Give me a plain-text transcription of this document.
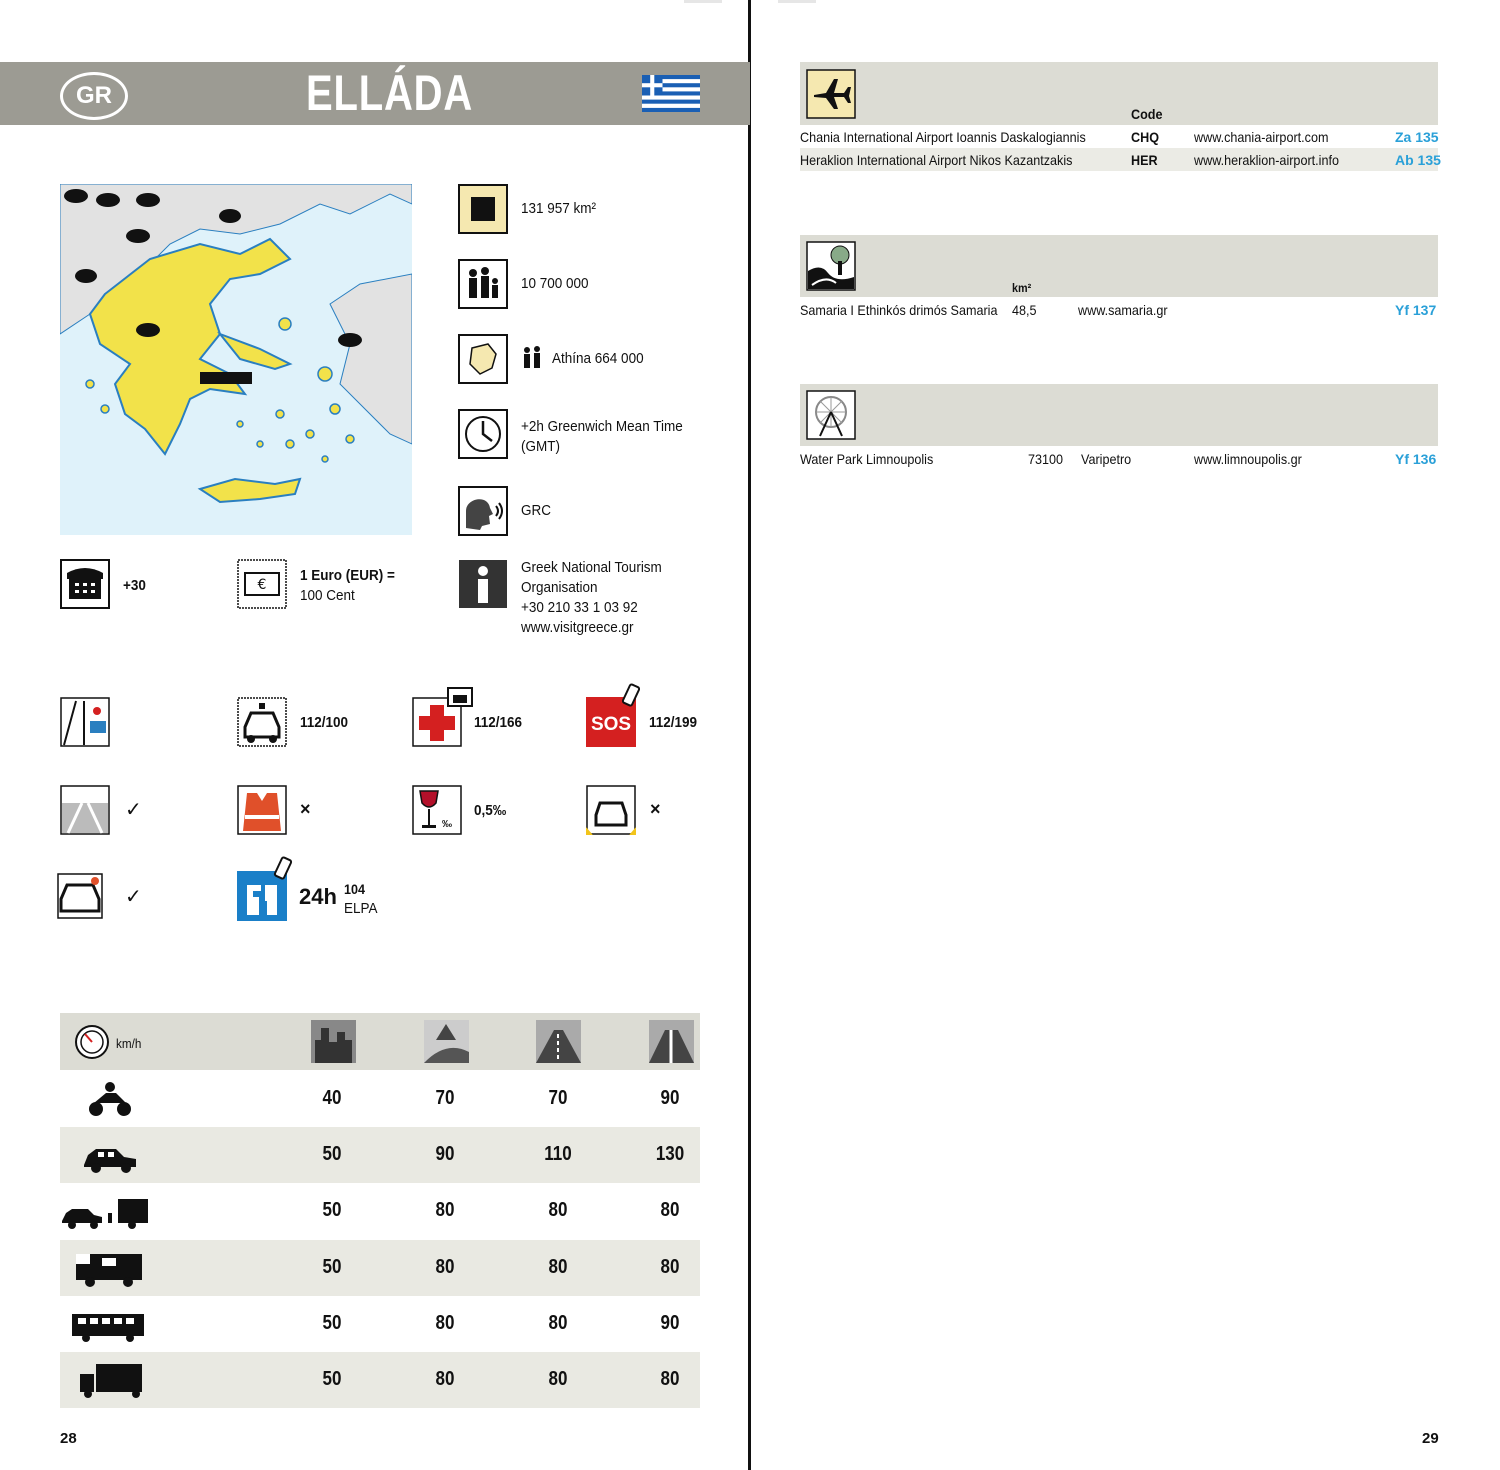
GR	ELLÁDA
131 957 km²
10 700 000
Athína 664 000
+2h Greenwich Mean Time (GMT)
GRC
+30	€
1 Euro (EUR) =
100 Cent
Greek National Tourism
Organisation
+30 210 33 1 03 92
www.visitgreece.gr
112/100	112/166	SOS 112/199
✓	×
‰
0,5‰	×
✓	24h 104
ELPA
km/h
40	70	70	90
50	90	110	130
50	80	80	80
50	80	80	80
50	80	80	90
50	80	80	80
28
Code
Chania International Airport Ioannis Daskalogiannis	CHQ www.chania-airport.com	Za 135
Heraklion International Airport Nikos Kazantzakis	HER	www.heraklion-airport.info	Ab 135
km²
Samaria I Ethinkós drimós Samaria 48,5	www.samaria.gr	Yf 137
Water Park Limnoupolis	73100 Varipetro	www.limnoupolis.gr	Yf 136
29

——————

WORK TO COMPLETE: Return all of the entries exactly as written, but drop any pictures they hold.

SOLUTION FOR THIS TASK:
Give me a plain-text transcription of this document.
GR	ELLÁDA
131 957 km²
10 700 000
Athína 664 000
+2h Greenwich Mean Time (GMT)
GRC
+30	€
1 Euro (EUR) =
100 Cent
Greek National Tourism
Organisation
+30 210 33 1 03 92
www.visitgreece.gr
112/100	112/166	SOS 112/199
✓	×
‰
0,5‰	×
✓	24h 104
ELPA
km/h
40	70	70	90
50	90	110	130
50	80	80	80
50	80	80	80
50	80	80	90
50	80	80	80
28
Code
Chania International Airport Ioannis Daskalogiannis	CHQ www.chania-airport.com	Za 135
Heraklion International Airport Nikos Kazantzakis	HER	www.heraklion-airport.info	Ab 135
km²
Samaria I Ethinkós drimós Samaria 48,5	www.samaria.gr	Yf 137
Water Park Limnoupolis	73100 Varipetro	www.limnoupolis.gr	Yf 136
29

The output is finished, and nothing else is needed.